=== Consigna ===
Prosiga el texto sobre la poesía de Enrique Lihn a partir de su última línea.

=== Texto para análisis ===
━━━━━━━━━━
Creer pero lo más lejos posible

de la Iglesia católica y romana

a años luz del superpapa[13]

 Hemos partido hablando de antipoesía, no porque Lihn sea tan sólo un antipoeta. Lihn es un poeta con todas sus letras, ¡ni menos ni más! Pero desde que conoció la obra de Parra, una idea no lo abandonó nunca: la condición verbal de la poesía; y con ella, su inmanencia. Y eso lo llevó hasta sus últimas consecuencias: escribir a pesar de que no hay nada. Ya lo había dicho tempranamente:

 El poeta no es ni un pequeño dios ni una pequeña República.

La poesía no sirve para nada[14].

 Lo que parece duda, es en realidad certeza; lo que parece efímero, encuentra, en realidad, su eternización. Es la situación moderna y nihilista de Enrique Lihn.



[1] Textos reunidos y transcritos por Pedro Lastra y Adrián Valdés.

[2] De la 2° Edición. Editorial Universitaria. Santiago, 1990. Pág. 64-65.

[3] Lastra, Pedro (1990). Conversaciones con Enrique Lihn. Santiago, Chile: Atelier Ediciones.
━━━━━━━━━━
=== Datos ===
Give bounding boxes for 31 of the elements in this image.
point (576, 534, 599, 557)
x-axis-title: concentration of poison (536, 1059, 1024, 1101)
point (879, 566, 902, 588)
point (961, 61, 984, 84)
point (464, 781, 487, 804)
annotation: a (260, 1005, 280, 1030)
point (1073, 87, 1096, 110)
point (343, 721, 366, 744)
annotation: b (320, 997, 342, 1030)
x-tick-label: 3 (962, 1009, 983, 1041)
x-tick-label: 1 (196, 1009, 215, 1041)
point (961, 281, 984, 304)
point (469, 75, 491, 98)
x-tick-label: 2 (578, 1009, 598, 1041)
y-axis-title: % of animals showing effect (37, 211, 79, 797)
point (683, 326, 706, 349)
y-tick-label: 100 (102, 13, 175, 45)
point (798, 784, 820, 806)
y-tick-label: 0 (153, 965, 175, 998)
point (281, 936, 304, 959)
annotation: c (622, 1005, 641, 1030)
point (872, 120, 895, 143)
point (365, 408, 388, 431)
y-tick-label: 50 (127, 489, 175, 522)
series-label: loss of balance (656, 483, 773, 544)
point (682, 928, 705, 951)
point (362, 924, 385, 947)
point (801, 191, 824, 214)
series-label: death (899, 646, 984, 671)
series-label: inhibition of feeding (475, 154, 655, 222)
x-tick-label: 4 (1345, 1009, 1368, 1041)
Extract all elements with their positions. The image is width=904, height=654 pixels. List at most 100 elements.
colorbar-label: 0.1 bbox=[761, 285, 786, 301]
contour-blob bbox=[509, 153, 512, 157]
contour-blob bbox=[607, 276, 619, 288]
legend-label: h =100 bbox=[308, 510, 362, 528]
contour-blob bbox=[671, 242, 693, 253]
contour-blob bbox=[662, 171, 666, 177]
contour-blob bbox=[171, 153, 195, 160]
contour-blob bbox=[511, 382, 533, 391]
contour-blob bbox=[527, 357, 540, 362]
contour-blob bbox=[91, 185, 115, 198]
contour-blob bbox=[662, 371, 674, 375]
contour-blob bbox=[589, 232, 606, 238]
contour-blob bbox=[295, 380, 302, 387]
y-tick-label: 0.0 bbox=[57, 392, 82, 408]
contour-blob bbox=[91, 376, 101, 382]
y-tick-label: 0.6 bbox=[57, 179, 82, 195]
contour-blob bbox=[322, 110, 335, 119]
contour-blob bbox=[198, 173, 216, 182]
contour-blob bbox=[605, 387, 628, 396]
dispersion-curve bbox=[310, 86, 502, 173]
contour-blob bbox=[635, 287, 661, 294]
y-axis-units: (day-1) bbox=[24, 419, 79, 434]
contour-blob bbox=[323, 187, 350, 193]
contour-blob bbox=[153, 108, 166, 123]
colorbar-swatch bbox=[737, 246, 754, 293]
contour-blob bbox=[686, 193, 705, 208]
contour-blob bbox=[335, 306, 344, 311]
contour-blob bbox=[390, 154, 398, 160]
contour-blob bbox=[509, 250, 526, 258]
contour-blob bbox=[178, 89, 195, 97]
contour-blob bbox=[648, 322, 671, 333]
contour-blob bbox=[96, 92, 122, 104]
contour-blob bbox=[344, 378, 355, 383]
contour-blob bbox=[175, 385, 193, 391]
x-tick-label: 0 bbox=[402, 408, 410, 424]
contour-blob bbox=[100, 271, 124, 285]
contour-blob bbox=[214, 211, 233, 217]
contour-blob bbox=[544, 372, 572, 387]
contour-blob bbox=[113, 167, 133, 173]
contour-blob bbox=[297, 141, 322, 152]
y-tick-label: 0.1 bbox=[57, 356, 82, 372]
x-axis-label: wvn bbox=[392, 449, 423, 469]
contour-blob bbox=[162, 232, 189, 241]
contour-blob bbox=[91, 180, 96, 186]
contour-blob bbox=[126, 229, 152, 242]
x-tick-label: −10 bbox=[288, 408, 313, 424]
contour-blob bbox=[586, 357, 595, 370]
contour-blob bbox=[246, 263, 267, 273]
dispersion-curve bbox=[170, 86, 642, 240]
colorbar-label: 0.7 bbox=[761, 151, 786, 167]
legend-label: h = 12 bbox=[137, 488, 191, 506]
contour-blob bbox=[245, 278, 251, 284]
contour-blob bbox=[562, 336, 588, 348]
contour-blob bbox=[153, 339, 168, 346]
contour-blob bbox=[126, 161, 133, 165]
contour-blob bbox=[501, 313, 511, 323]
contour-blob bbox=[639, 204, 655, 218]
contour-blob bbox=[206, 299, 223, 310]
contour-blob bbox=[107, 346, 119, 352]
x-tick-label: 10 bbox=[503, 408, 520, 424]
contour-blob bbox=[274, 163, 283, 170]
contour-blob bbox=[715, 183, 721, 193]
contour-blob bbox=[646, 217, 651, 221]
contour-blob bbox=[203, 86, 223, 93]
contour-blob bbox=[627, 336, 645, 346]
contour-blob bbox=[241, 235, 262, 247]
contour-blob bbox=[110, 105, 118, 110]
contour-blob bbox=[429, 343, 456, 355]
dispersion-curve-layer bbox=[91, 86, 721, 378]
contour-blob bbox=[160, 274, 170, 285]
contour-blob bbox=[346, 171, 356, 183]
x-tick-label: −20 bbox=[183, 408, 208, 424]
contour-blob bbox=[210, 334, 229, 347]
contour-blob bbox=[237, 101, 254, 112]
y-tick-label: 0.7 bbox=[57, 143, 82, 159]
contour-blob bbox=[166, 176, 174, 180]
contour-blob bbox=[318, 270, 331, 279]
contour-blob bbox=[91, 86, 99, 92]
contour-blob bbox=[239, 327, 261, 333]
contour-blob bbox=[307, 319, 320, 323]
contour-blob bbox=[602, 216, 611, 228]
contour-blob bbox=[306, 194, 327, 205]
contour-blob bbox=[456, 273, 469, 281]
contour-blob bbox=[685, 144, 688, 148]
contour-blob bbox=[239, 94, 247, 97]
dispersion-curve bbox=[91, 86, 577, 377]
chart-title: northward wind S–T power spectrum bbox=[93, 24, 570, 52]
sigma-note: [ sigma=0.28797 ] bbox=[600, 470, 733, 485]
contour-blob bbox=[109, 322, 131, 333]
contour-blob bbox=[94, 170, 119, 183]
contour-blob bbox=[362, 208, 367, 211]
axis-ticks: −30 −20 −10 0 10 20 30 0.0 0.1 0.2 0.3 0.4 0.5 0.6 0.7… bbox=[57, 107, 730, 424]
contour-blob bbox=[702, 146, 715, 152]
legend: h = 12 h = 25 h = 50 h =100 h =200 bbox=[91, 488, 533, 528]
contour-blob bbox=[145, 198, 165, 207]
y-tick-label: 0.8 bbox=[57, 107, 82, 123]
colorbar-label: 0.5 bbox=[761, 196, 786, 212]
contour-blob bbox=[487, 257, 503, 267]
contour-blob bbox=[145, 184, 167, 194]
━━━━━━━━━━
=== Respuesta ===
[4] El rol que cumplen las esculturas y la naturaleza en el cuadro de Max Klinger se puede concebir como la sustitución simbólica del falo.

[5] Giovanni Bellini. Annunciation, reverse of an organ shutter of S. María de Miracoli, Venice Academy.

[6] Introducción a la estética del vivac.

[7] Sacerdote satánico no absuelve a cualquiera.

[8] Bidart, el hotel de los carbonizados.

[9] Su limosna es mi sueldo dios se lo pague.

[10] De todas las desesperaciones.

[11] Un enfermo de gravedad.

[12] Casi cruzo la barrera.

[13] Estoy tratando de creer que creo.

[14] Lihn, Enrique. Escrito en Cuba. Ediciones Era, México, 1969.